Source data

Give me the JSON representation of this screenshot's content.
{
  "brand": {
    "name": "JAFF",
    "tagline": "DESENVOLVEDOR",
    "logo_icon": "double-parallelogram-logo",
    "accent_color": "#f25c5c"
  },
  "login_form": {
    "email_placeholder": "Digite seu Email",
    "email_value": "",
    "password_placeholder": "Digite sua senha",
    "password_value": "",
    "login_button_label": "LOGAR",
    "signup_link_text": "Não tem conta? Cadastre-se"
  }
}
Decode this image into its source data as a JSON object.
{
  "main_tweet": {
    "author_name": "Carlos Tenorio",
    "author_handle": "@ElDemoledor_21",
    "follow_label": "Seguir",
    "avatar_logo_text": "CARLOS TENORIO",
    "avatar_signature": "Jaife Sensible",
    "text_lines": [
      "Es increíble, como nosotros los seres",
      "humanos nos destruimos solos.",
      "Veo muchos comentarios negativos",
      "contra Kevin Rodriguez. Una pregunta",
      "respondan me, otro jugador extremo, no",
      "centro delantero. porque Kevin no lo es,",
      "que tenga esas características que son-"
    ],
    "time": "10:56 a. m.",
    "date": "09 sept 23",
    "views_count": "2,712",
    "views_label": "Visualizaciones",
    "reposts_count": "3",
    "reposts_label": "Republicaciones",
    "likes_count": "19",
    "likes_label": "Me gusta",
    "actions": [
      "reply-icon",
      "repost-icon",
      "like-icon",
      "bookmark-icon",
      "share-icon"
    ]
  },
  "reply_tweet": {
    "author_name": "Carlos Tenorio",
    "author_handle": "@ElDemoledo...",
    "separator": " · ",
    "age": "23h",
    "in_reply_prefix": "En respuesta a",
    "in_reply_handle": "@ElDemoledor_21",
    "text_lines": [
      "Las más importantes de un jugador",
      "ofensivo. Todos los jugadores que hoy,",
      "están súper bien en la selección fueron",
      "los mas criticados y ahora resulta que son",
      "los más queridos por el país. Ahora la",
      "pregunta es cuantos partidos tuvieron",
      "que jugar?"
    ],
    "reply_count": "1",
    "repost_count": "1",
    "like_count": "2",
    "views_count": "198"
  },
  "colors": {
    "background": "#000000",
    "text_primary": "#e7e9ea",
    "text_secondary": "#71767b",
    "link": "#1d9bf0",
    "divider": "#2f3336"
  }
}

• [The request]: What is the number of lines in the records that contain "this"? Give that number only.

• [Written answer]: 2